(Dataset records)
★ ★ ★ ★ ★ ★ ★

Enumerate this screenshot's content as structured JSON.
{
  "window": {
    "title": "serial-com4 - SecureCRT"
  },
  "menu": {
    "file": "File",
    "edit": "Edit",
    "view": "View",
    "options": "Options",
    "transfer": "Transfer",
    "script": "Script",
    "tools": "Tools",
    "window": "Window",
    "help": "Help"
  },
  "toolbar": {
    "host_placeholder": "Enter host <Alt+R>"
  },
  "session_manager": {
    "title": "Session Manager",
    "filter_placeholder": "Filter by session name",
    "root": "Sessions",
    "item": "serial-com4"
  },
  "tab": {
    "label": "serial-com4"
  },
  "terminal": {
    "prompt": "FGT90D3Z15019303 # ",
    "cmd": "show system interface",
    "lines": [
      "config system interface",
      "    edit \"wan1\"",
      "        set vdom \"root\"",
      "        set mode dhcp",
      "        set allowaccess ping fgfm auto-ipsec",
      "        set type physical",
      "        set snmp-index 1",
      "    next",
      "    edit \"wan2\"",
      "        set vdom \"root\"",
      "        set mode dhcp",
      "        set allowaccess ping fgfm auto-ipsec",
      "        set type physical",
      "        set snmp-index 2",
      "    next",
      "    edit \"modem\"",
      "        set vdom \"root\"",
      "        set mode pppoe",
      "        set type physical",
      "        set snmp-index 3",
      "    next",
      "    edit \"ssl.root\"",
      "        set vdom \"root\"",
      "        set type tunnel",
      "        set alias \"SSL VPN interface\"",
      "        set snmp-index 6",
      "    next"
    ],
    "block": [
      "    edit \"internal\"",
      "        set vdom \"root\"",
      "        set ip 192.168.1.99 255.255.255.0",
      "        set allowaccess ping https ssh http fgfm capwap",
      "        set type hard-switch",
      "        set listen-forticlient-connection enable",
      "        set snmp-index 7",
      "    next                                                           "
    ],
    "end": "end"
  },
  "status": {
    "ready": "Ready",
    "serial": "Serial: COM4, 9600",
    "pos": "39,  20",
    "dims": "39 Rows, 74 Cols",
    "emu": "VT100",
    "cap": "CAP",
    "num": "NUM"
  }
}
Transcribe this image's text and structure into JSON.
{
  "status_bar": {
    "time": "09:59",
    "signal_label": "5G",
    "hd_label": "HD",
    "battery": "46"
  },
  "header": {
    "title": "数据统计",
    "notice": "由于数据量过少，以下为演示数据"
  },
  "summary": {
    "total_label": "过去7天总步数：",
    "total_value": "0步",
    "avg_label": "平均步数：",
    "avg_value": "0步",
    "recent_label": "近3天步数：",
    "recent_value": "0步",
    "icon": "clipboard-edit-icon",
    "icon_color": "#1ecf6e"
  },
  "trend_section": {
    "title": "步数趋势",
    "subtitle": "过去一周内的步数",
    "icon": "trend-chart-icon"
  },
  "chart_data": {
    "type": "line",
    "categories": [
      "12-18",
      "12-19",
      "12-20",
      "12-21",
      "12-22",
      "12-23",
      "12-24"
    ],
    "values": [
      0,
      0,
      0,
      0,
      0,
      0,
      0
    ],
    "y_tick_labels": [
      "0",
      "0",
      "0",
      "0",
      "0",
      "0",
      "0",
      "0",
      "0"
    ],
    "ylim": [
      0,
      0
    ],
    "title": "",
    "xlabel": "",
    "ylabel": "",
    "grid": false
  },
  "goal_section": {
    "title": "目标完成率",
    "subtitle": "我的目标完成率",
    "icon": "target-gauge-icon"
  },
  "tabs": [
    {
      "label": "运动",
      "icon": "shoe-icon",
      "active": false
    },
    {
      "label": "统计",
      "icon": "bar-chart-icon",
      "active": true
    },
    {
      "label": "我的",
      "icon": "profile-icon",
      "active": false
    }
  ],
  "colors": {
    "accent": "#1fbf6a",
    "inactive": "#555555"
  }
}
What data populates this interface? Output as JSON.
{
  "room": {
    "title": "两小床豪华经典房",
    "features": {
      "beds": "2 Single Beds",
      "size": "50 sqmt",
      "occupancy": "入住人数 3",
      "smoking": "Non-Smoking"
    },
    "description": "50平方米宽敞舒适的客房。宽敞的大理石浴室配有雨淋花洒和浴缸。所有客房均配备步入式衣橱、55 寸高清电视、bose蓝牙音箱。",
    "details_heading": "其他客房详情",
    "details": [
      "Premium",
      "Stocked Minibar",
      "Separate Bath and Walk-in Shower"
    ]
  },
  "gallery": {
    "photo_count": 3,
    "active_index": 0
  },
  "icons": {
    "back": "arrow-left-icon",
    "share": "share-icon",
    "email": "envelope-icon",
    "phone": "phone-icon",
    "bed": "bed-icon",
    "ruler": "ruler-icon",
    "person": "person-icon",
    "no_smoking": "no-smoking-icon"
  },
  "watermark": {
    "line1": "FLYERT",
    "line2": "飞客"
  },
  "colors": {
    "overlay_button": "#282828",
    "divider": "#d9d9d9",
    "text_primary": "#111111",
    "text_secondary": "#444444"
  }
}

★ ★ ★ ★ ★ ★ ★

◆ **Problem to solve**:
Using the exact wording, write out all of the records.

◆ **Exercise answer**:
Enumerate this screenshot's content as structured JSON.
{
  "window": {
    "title": "serial-com4 - SecureCRT"
  },
  "menu": {
    "file": "File",
    "edit": "Edit",
    "view": "View",
    "options": "Options",
    "transfer": "Transfer",
    "script": "Script",
    "tools": "Tools",
    "window": "Window",
    "help": "Help"
  },
  "toolbar": {
    "host_placeholder": "Enter host <Alt+R>"
  },
  "session_manager": {
    "title": "Session Manager",
    "filter_placeholder": "Filter by session name",
    "root": "Sessions",
    "item": "serial-com4"
  },
  "tab": {
    "label": "serial-com4"
  },
  "terminal": {
    "prompt": "FGT90D3Z15019303 # ",
    "cmd": "show system interface",
    "lines": [
      "config system interface",
      "    edit \"wan1\"",
      "        set vdom \"root\"",
      "        set mode dhcp",
      "        set allowaccess ping fgfm auto-ipsec",
      "        set type physical",
      "        set snmp-index 1",
      "    next",
      "    edit \"wan2\"",
      "        set vdom \"root\"",
      "        set mode dhcp",
      "        set allowaccess ping fgfm auto-ipsec",
      "        set type physical",
      "        set snmp-index 2",
      "    next",
      "    edit \"modem\"",
      "        set vdom \"root\"",
      "        set mode pppoe",
      "        set type physical",
      "        set snmp-index 3",
      "    next",
      "    edit \"ssl.root\"",
      "        set vdom \"root\"",
      "        set type tunnel",
      "        set alias \"SSL VPN interface\"",
      "        set snmp-index 6",
      "    next"
    ],
    "block": [
      "    edit \"internal\"",
      "        set vdom \"root\"",
      "        set ip 192.168.1.99 255.255.255.0",
      "        set allowaccess ping https ssh http fgfm capwap",
      "        set type hard-switch",
      "        set listen-forticlient-connection enable",
      "        set snmp-index 7",
      "    next                                                           "
    ],
    "end": "end"
  },
  "status": {
    "ready": "Ready",
    "serial": "Serial: COM4, 9600",
    "pos": "39,  20",
    "dims": "39 Rows, 74 Cols",
    "emu": "VT100",
    "cap": "CAP",
    "num": "NUM"
  }
}
Transcribe this image's text and structure into JSON.
{
  "status_bar": {
    "time": "09:59",
    "signal_label": "5G",
    "hd_label": "HD",
    "battery": "46"
  },
  "header": {
    "title": "数据统计",
    "notice": "由于数据量过少，以下为演示数据"
  },
  "summary": {
    "total_label": "过去7天总步数：",
    "total_value": "0步",
    "avg_label": "平均步数：",
    "avg_value": "0步",
    "recent_label": "近3天步数：",
    "recent_value": "0步",
    "icon": "clipboard-edit-icon",
    "icon_color": "#1ecf6e"
  },
  "trend_section": {
    "title": "步数趋势",
    "subtitle": "过去一周内的步数",
    "icon": "trend-chart-icon"
  },
  "chart_data": {
    "type": "line",
    "categories": [
      "12-18",
      "12-19",
      "12-20",
      "12-21",
      "12-22",
      "12-23",
      "12-24"
    ],
    "values": [
      0,
      0,
      0,
      0,
      0,
      0,
      0
    ],
    "y_tick_labels": [
      "0",
      "0",
      "0",
      "0",
      "0",
      "0",
      "0",
      "0",
      "0"
    ],
    "ylim": [
      0,
      0
    ],
    "title": "",
    "xlabel": "",
    "ylabel": "",
    "grid": false
  },
  "goal_section": {
    "title": "目标完成率",
    "subtitle": "我的目标完成率",
    "icon": "target-gauge-icon"
  },
  "tabs": [
    {
      "label": "运动",
      "icon": "shoe-icon",
      "active": false
    },
    {
      "label": "统计",
      "icon": "bar-chart-icon",
      "active": true
    },
    {
      "label": "我的",
      "icon": "profile-icon",
      "active": false
    }
  ],
  "colors": {
    "accent": "#1fbf6a",
    "inactive": "#555555"
  }
}
What data populates this interface? Output as JSON.
{
  "room": {
    "title": "两小床豪华经典房",
    "features": {
      "beds": "2 Single Beds",
      "size": "50 sqmt",
      "occupancy": "入住人数 3",
      "smoking": "Non-Smoking"
    },
    "description": "50平方米宽敞舒适的客房。宽敞的大理石浴室配有雨淋花洒和浴缸。所有客房均配备步入式衣橱、55 寸高清电视、bose蓝牙音箱。",
    "details_heading": "其他客房详情",
    "details": [
      "Premium",
      "Stocked Minibar",
      "Separate Bath and Walk-in Shower"
    ]
  },
  "gallery": {
    "photo_count": 3,
    "active_index": 0
  },
  "icons": {
    "back": "arrow-left-icon",
    "share": "share-icon",
    "email": "envelope-icon",
    "phone": "phone-icon",
    "bed": "bed-icon",
    "ruler": "ruler-icon",
    "person": "person-icon",
    "no_smoking": "no-smoking-icon"
  },
  "watermark": {
    "line1": "FLYERT",
    "line2": "飞客"
  },
  "colors": {
    "overlay_button": "#282828",
    "divider": "#d9d9d9",
    "text_primary": "#111111",
    "text_secondary": "#444444"
  }
}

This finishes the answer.